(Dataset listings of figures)
▬▬▬
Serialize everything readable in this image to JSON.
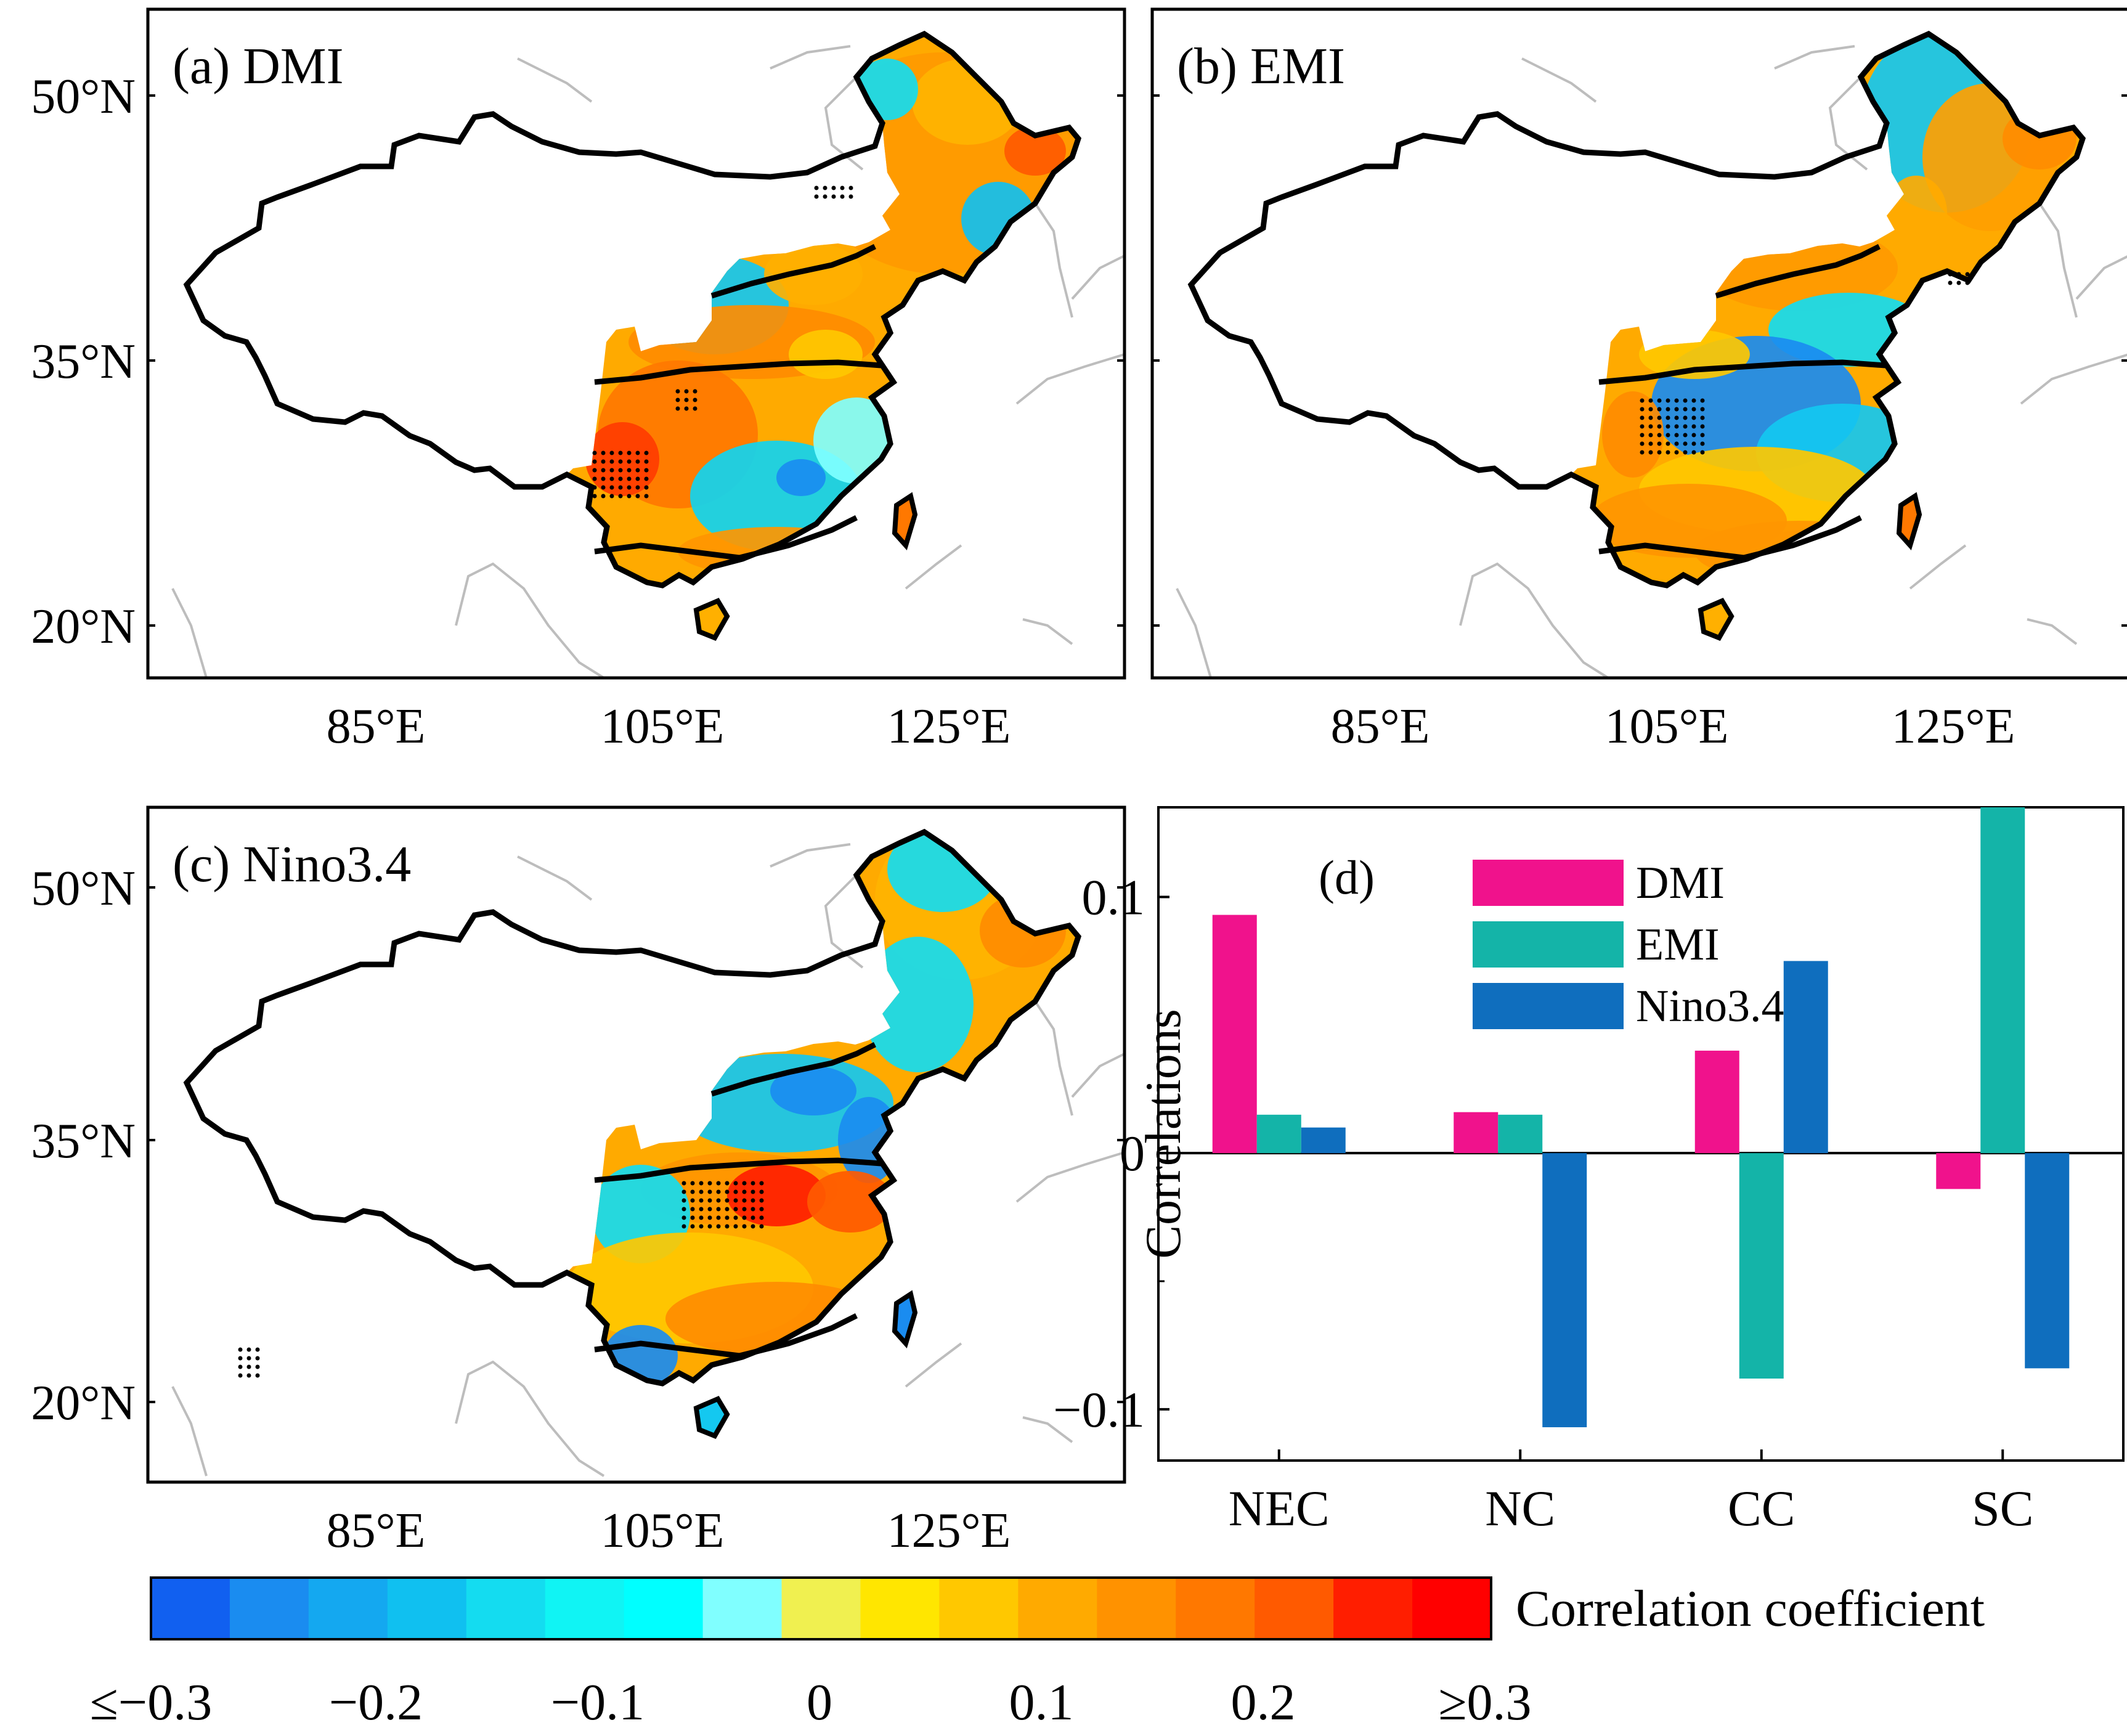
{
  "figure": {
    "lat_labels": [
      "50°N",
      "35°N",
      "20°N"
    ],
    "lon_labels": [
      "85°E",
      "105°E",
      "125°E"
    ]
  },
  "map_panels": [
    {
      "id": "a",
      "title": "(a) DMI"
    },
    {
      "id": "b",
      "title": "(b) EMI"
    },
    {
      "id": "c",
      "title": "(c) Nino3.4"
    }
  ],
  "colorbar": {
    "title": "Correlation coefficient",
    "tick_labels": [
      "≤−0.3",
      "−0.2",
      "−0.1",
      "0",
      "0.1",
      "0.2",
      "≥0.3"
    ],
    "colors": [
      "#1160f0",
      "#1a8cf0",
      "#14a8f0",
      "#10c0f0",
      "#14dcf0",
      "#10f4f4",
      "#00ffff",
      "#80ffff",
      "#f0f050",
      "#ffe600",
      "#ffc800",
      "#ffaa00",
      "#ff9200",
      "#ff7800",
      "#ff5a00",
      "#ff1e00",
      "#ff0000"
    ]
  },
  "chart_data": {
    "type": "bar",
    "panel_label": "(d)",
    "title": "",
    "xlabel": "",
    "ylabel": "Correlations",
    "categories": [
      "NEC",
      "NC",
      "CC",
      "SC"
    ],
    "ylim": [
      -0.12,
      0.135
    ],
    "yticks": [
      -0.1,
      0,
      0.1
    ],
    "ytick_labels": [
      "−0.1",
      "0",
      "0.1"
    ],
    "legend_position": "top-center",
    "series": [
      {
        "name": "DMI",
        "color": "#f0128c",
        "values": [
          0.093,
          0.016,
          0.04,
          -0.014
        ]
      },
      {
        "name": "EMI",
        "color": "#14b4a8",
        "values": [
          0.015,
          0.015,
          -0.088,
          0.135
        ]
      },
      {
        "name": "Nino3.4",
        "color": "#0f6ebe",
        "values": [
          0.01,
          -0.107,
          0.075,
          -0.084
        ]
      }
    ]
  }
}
▬▬▬
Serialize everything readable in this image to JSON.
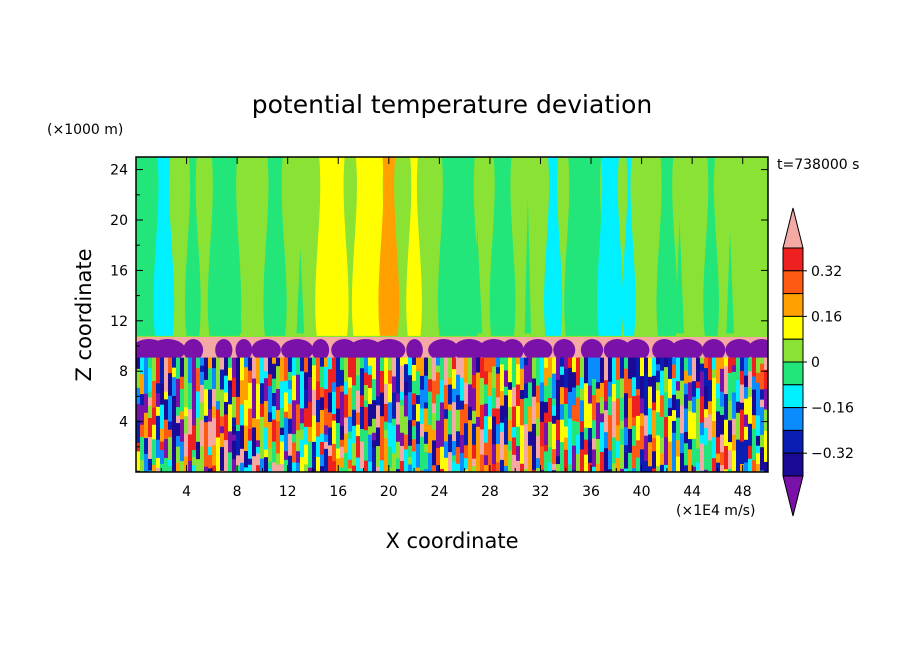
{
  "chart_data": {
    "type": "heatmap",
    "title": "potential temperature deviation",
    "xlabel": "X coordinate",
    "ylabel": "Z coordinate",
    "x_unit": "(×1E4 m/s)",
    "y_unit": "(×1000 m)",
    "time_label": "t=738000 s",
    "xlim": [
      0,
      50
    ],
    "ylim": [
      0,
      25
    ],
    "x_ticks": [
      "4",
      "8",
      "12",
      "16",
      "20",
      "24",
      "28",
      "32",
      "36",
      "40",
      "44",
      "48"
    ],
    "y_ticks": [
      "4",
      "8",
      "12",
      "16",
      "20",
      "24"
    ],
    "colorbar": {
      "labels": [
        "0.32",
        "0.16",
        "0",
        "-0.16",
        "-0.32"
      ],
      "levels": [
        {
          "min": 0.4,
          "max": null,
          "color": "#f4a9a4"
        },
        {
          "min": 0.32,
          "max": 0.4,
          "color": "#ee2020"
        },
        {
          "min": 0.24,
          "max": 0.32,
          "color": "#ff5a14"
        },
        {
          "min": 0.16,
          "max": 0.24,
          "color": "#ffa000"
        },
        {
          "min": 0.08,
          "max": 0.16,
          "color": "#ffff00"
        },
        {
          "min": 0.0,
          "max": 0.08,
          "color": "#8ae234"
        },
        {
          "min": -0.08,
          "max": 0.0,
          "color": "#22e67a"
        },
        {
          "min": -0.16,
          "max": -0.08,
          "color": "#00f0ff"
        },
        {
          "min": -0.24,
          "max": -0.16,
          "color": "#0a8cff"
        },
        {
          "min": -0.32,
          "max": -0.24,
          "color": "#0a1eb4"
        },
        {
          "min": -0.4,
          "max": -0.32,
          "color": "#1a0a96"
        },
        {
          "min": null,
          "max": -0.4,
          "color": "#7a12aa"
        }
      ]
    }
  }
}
▬▬▬
Work to complete =
Say how many lines of the data include the word "coordinate". Respond with the number alone.

Exercise solution =
2